→ **Texto de origem**
O encontro estava marcado para as 13h30 na Gare du Nord. Por volta dessa hora, a mobilização já tinha algum corpo e as hostes mostravam-se animadas. O colorido era semelhante ao de outros tempos na era do não-tão-longuínquo movimento anti-(alter)globalização, com a diferença de que desta vez eram os espanhóis quem, para além de lançarem o mote, ofereciam a voz, o corpo e o grosso da mobilização.

Foram eles que avançaram com a ideia do March to Brussels. Pepe, um desempregado espanhol de 31 anos, foi um dos espanhóis que participou na caminhada desde o seu início. O início da história é já bem conhecido, segundo ele tudo começou quando a 15 de Maio um grupo de cidadãos decidiu sair à rua porque os partidos e os sindicatos não resolviam o que tinham de resolver. Entretanto, continua ele, houve acampadas, marchas populares e esta marcha para Bruxelas saiu a 26 de Julho de Madrid, saiu outra de Barcelona e outra ainda de Toulouse. Demoraram mais de 2 meses a chegar e entre entradas e saídas conseguiram manter sempre um grupo de cerca de cem pessoas. Pelo norte chegaram também mais duas marchas, uma de Amsterdão em bicicleta e outra de Colónia.

→ **Lista de tarefas**
**A.** Reproduza sem mudar nada o trecho do texto sobre a marcha para Bruxelas que começa nas palavras "Foram eles que avançaram" e para depois de "outra de Colónia.".
**B.** Dê seguimento ao texto sobre a marcha para Bruxelas, escrevendo a partir da última frase dele.

→ **Dados fornecidos**
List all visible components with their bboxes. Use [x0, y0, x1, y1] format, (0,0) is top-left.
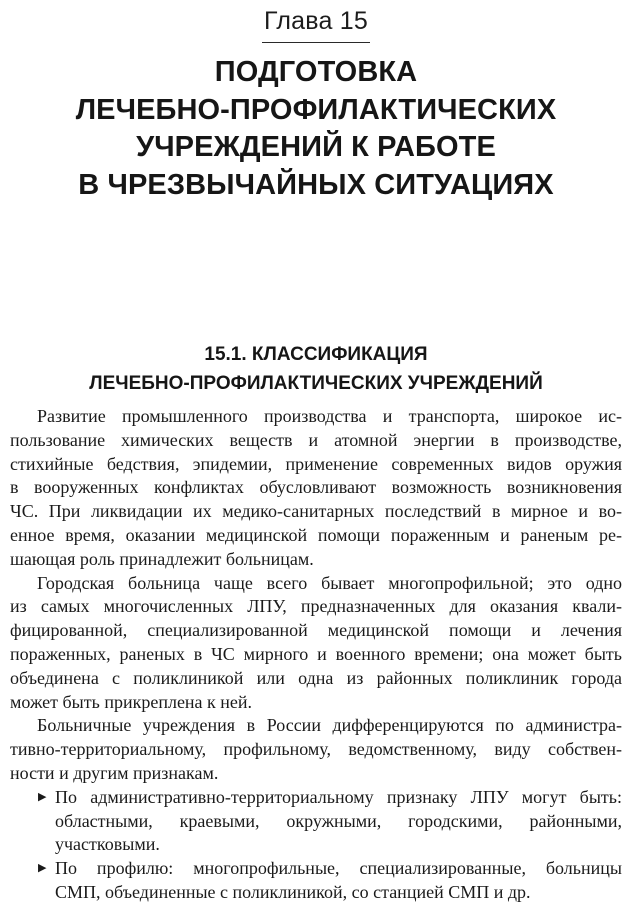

→ **Resultados das tarefas**
**A.**
Foram eles que avançaram com a ideia do March to Brussels. Pepe, um desempregado espanhol de 31 anos, foi um dos espanhóis que participou na caminhada desde o seu início. O início da história é já bem conhecido, segundo ele tudo começou quando a 15 de Maio um grupo de cidadãos decidiu sair à rua porque os partidos e os sindicatos não resolviam o que tinham de resolver. Entretanto, continua ele, houve acampadas, marchas populares e esta marcha para Bruxelas saiu a 26 de Julho de Madrid, saiu outra de Barcelona e outra ainda de Toulouse. Demoraram mais de 2 meses a chegar e entre entradas e saídas conseguiram manter sempre um grupo de cerca de cem pessoas. Pelo norte chegaram também mais duas marchas, uma de Amsterdão em bicicleta e outra de Colónia.

**B.**
Pelo caminho, foram passando por diversas localidades, falaram com as populações, ouviram as suas opiniões e compilaram as propostas que foram saindo num documento que entretanto, já depois do 15 de Outubro, entregaram junto de representantes das instituições europeias. Alejandra, estudante de 20 anos, foi outra das participantes na marcha. Juntou-se ao grupo quando este passou pela sua cidade, Vitória, a 11 de Agosto e desde então não mais voltou a casa. Leva às costas a sua mochila de campismo e uma tenda, leva também os tachos e alguns outros artefactos de campismo pendurados na mochila e nas calças, mas ainda assim, tem energia para segurar no troço de madeira que suporta a sua faixa. Alejandra veio a Bruxelas porque acredita que se nos unirmos todos somos capazes de mudar o sistema, mudar a sociedade e mudar o mundo. Na mesma linha está Thessa, uma estudante belga que esteve de Erasmus em Espanha no ano passado e que assim pode participar no movimento desde o seu início. Tal facto, conta ela, inspirou-me de tal forma que não pude faltar hoje. E continua, os meus pais pensam que sou completamente naive em estar aqui mas creio que é fantástico que as pessoas se mobilizem pelo seu futuro comum.

Eram também os espanhóis quem pautava o ritmo musical. Ouviam-se slogans como de norte a sur, de este a oeste, la lucha sigue, cueste lo que cueste, ou que no, que no, que no nos representan para além de imensas canções que imagino tenham surgido durante as acampadas. Haviam também algumas palavras de ordem em francês como nous sommes indignés, indignés, indignés. A juntar às tradicionais anti-globalização como a, anti, anti-capitalista ou another world is possible e às mais clássicas como el pueblo unido, jamás será vencido.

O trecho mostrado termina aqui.